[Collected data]
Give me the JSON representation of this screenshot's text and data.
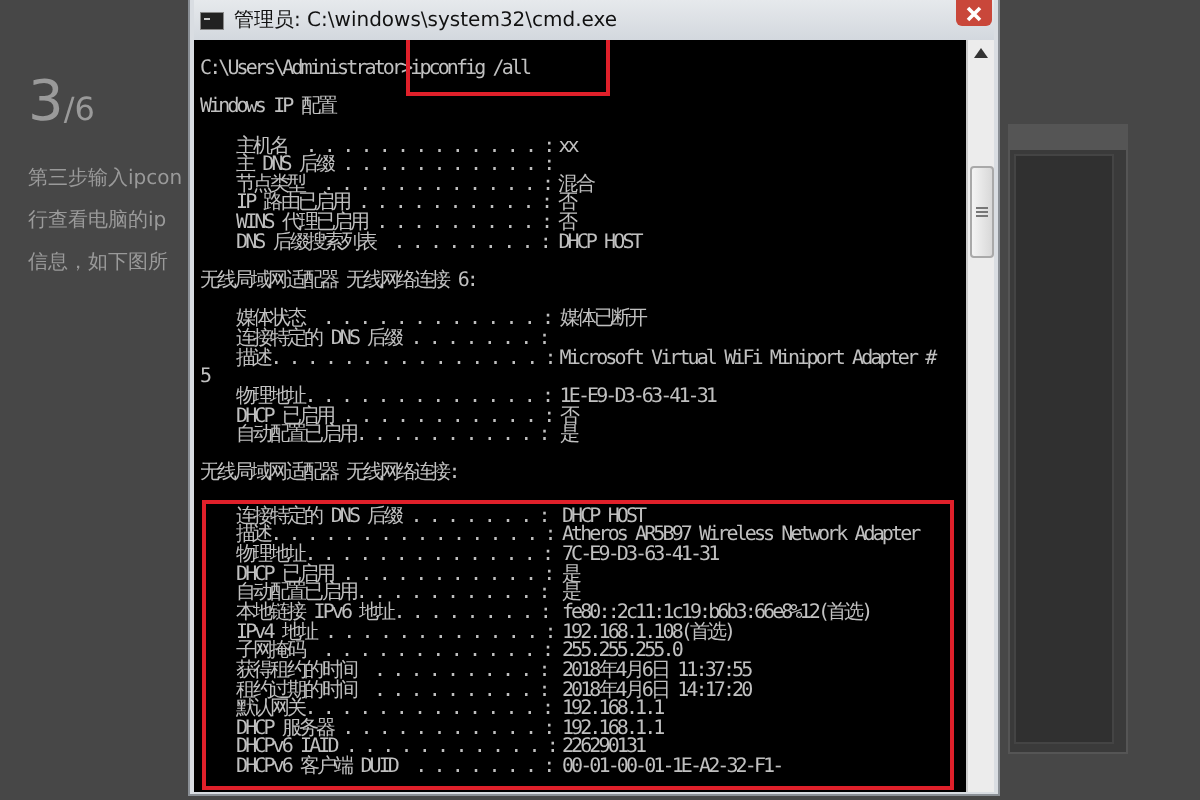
{
  "background_page": {
    "step_number": "3",
    "step_total": "/6",
    "instruction_lines": [
      "第三步输入ipcon",
      "行查看电脑的ip",
      "信息，如下图所"
    ]
  },
  "window": {
    "title": "管理员: C:\\windows\\system32\\cmd.exe"
  },
  "console": {
    "prompt": "C:\\Users\\Administrator>",
    "command": "ipconfig /all",
    "command_highlighted": true,
    "sections": [
      {
        "heading": "Windows IP 配置",
        "highlighted": false,
        "fields": [
          {
            "label": "主机名  . . . . . . . . . . . . . :",
            "value": "xx"
          },
          {
            "label": "主 DNS 后缀 . . . . . . . . . . . :"
          },
          {
            "label": "节点类型  . . . . . . . . . . . . :",
            "value": "混合"
          },
          {
            "label": "IP 路由已启用 . . . . . . . . . . :",
            "value": "否"
          },
          {
            "label": "WINS 代理已启用 . . . . . . . . . :",
            "value": "否"
          },
          {
            "label": "DNS 后缀搜索列表  . . . . . . . . :",
            "value": "DHCP HOST"
          }
        ]
      },
      {
        "heading": "无线局域网适配器 无线网络连接 6:",
        "highlighted": false,
        "fields": [
          {
            "label": "媒体状态  . . . . . . . . . . . . :",
            "value": "媒体已断开"
          },
          {
            "label": "连接特定的 DNS 后缀 . . . . . . . :"
          },
          {
            "label": "描述. . . . . . . . . . . . . . . :",
            "value": "Microsoft Virtual WiFi Miniport Adapter #",
            "continuation": "5"
          },
          {
            "label": "物理地址. . . . . . . . . . . . . :",
            "value": "1E-E9-D3-63-41-31"
          },
          {
            "label": "DHCP 已启用 . . . . . . . . . . . :",
            "value": "否"
          },
          {
            "label": "自动配置已启用. . . . . . . . . . :",
            "value": "是"
          }
        ]
      },
      {
        "heading": "无线局域网适配器 无线网络连接:",
        "highlighted": true,
        "fields": [
          {
            "label": "连接特定的 DNS 后缀 . . . . . . . :",
            "value": "DHCP HOST"
          },
          {
            "label": "描述. . . . . . . . . . . . . . . :",
            "value": "Atheros AR5B97 Wireless Network Adapter"
          },
          {
            "label": "物理地址. . . . . . . . . . . . . :",
            "value": "7C-E9-D3-63-41-31"
          },
          {
            "label": "DHCP 已启用 . . . . . . . . . . . :",
            "value": "是"
          },
          {
            "label": "自动配置已启用. . . . . . . . . . :",
            "value": "是"
          },
          {
            "label": "本地链接 IPv6 地址. . . . . . . . :",
            "value": "fe80::2c11:1c19:b6b3:66e8%12(首选)"
          },
          {
            "label": "IPv4 地址 . . . . . . . . . . . . :",
            "value": "192.168.1.108(首选)"
          },
          {
            "label": "子网掩码  . . . . . . . . . . . . :",
            "value": "255.255.255.0"
          },
          {
            "label": "获得租约的时间  . . . . . . . . . :",
            "value": "2018年4月6日 11:37:55"
          },
          {
            "label": "租约过期的时间  . . . . . . . . . :",
            "value": "2018年4月6日 14:17:20"
          },
          {
            "label": "默认网关. . . . . . . . . . . . . :",
            "value": "192.168.1.1"
          },
          {
            "label": "DHCP 服务器 . . . . . . . . . . . :",
            "value": "192.168.1.1"
          },
          {
            "label": "DHCPv6 IAID . . . . . . . . . . . :",
            "value": "226290131"
          },
          {
            "label": "DHCPv6 客户端 DUID  . . . . . . . :",
            "value": "00-01-00-01-1E-A2-32-F1-"
          }
        ]
      }
    ]
  }
}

* Given request:
Identify all lines in the records above with the word "heading".

* Task result:
        "heading": "Windows IP 配置",
        "heading": "无线局域网适配器 无线网络连接 6:",
        "heading": "无线局域网适配器 无线网络连接:",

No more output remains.